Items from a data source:
═══
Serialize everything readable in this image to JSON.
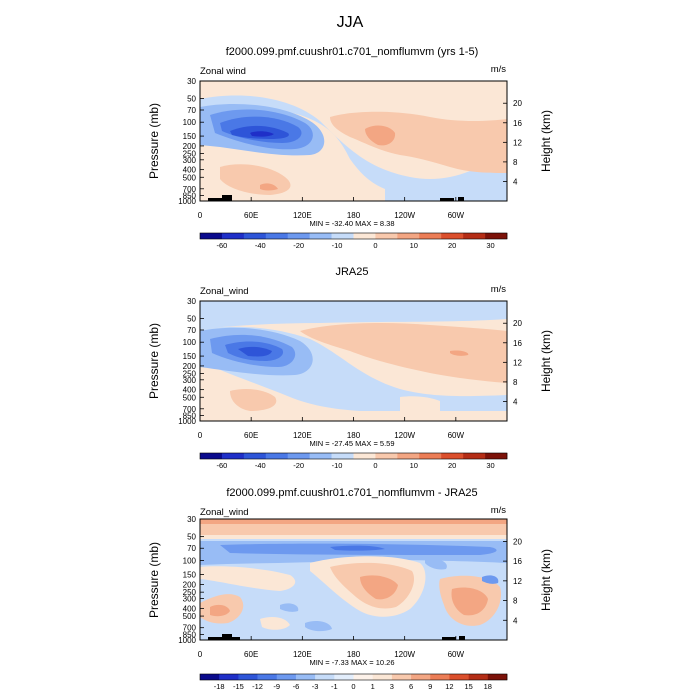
{
  "figure": {
    "title": "JJA"
  },
  "colors": {
    "wind_scale": [
      "#0a0a8c",
      "#1f2fc8",
      "#2e55d8",
      "#4a78e6",
      "#6d99ef",
      "#98bcf5",
      "#c6dcf9",
      "#fbe7d6",
      "#f8c9ad",
      "#f3a683",
      "#ec7d56",
      "#db4f2c",
      "#b42d16",
      "#7c1209"
    ],
    "diff_scale": [
      "#0a0a8c",
      "#1f2fc8",
      "#2e55d8",
      "#4a78e6",
      "#6d99ef",
      "#98bcf5",
      "#c6dcf9",
      "#e3eefc",
      "#fdf2ea",
      "#fbe7d6",
      "#f8c9ad",
      "#f3a683",
      "#ec7d56",
      "#db4f2c",
      "#b42d16",
      "#7c1209"
    ]
  },
  "chart_data": [
    {
      "type": "heatmap",
      "title": "f2000.099.pmf.cuushr01.c701_nomflumvm (yrs 1-5)",
      "field_label": "Zonal wind",
      "units": "m/s",
      "ylabel": "Pressure (mb)",
      "y2label": "Height (km)",
      "xticks": [
        "0",
        "60E",
        "120E",
        "180",
        "120W",
        "60W"
      ],
      "yticks": [
        "30",
        "50",
        "70",
        "100",
        "150",
        "200",
        "250",
        "300",
        "400",
        "500",
        "700",
        "850",
        "1000"
      ],
      "y2ticks": [
        "20",
        "16",
        "12",
        "8",
        "4"
      ],
      "stats": "MIN = -32.40   MAX =   8.38",
      "colorbar": [
        "-60",
        "-40",
        "-20",
        "-10",
        "0",
        "10",
        "20",
        "30"
      ],
      "min": -32.4,
      "max": 8.38
    },
    {
      "type": "heatmap",
      "title": "JRA25",
      "field_label": "Zonal_wind",
      "units": "m/s",
      "ylabel": "Pressure (mb)",
      "y2label": "Height (km)",
      "xticks": [
        "0",
        "60E",
        "120E",
        "180",
        "120W",
        "60W"
      ],
      "yticks": [
        "30",
        "50",
        "70",
        "100",
        "150",
        "200",
        "250",
        "300",
        "400",
        "500",
        "700",
        "850",
        "1000"
      ],
      "y2ticks": [
        "20",
        "16",
        "12",
        "8",
        "4"
      ],
      "stats": "MIN = -27.45   MAX =   5.59",
      "colorbar": [
        "-60",
        "-40",
        "-20",
        "-10",
        "0",
        "10",
        "20",
        "30"
      ],
      "min": -27.45,
      "max": 5.59
    },
    {
      "type": "heatmap",
      "title": "f2000.099.pmf.cuushr01.c701_nomflumvm - JRA25",
      "field_label": "Zonal_wind",
      "units": "m/s",
      "ylabel": "Pressure (mb)",
      "y2label": "Height (km)",
      "xticks": [
        "0",
        "60E",
        "120E",
        "180",
        "120W",
        "60W"
      ],
      "yticks": [
        "30",
        "50",
        "70",
        "100",
        "150",
        "200",
        "250",
        "300",
        "400",
        "500",
        "700",
        "850",
        "1000"
      ],
      "y2ticks": [
        "20",
        "16",
        "12",
        "8",
        "4"
      ],
      "stats": "MIN = -7.33   MAX =  10.26",
      "colorbar": [
        "-18",
        "-15",
        "-12",
        "-9",
        "-6",
        "-3",
        "-1",
        "0",
        "1",
        "3",
        "6",
        "9",
        "12",
        "15",
        "18"
      ],
      "min": -7.33,
      "max": 10.26
    }
  ]
}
═══
> [YOUR GOAL]:
Leave out the pictures and restate everything else word for word.

> [RESPONSE TO THE TASK]:
Serialize everything readable in this image to JSON.
{
  "figure": {
    "title": "JJA"
  },
  "colors": {
    "wind_scale": [
      "#0a0a8c",
      "#1f2fc8",
      "#2e55d8",
      "#4a78e6",
      "#6d99ef",
      "#98bcf5",
      "#c6dcf9",
      "#fbe7d6",
      "#f8c9ad",
      "#f3a683",
      "#ec7d56",
      "#db4f2c",
      "#b42d16",
      "#7c1209"
    ],
    "diff_scale": [
      "#0a0a8c",
      "#1f2fc8",
      "#2e55d8",
      "#4a78e6",
      "#6d99ef",
      "#98bcf5",
      "#c6dcf9",
      "#e3eefc",
      "#fdf2ea",
      "#fbe7d6",
      "#f8c9ad",
      "#f3a683",
      "#ec7d56",
      "#db4f2c",
      "#b42d16",
      "#7c1209"
    ]
  },
  "chart_data": [
    {
      "type": "heatmap",
      "title": "f2000.099.pmf.cuushr01.c701_nomflumvm (yrs 1-5)",
      "field_label": "Zonal wind",
      "units": "m/s",
      "ylabel": "Pressure (mb)",
      "y2label": "Height (km)",
      "xticks": [
        "0",
        "60E",
        "120E",
        "180",
        "120W",
        "60W"
      ],
      "yticks": [
        "30",
        "50",
        "70",
        "100",
        "150",
        "200",
        "250",
        "300",
        "400",
        "500",
        "700",
        "850",
        "1000"
      ],
      "y2ticks": [
        "20",
        "16",
        "12",
        "8",
        "4"
      ],
      "stats": "MIN = -32.40   MAX =   8.38",
      "colorbar": [
        "-60",
        "-40",
        "-20",
        "-10",
        "0",
        "10",
        "20",
        "30"
      ],
      "min": -32.4,
      "max": 8.38
    },
    {
      "type": "heatmap",
      "title": "JRA25",
      "field_label": "Zonal_wind",
      "units": "m/s",
      "ylabel": "Pressure (mb)",
      "y2label": "Height (km)",
      "xticks": [
        "0",
        "60E",
        "120E",
        "180",
        "120W",
        "60W"
      ],
      "yticks": [
        "30",
        "50",
        "70",
        "100",
        "150",
        "200",
        "250",
        "300",
        "400",
        "500",
        "700",
        "850",
        "1000"
      ],
      "y2ticks": [
        "20",
        "16",
        "12",
        "8",
        "4"
      ],
      "stats": "MIN = -27.45   MAX =   5.59",
      "colorbar": [
        "-60",
        "-40",
        "-20",
        "-10",
        "0",
        "10",
        "20",
        "30"
      ],
      "min": -27.45,
      "max": 5.59
    },
    {
      "type": "heatmap",
      "title": "f2000.099.pmf.cuushr01.c701_nomflumvm - JRA25",
      "field_label": "Zonal_wind",
      "units": "m/s",
      "ylabel": "Pressure (mb)",
      "y2label": "Height (km)",
      "xticks": [
        "0",
        "60E",
        "120E",
        "180",
        "120W",
        "60W"
      ],
      "yticks": [
        "30",
        "50",
        "70",
        "100",
        "150",
        "200",
        "250",
        "300",
        "400",
        "500",
        "700",
        "850",
        "1000"
      ],
      "y2ticks": [
        "20",
        "16",
        "12",
        "8",
        "4"
      ],
      "stats": "MIN = -7.33   MAX =  10.26",
      "colorbar": [
        "-18",
        "-15",
        "-12",
        "-9",
        "-6",
        "-3",
        "-1",
        "0",
        "1",
        "3",
        "6",
        "9",
        "12",
        "15",
        "18"
      ],
      "min": -7.33,
      "max": 10.26
    }
  ]
}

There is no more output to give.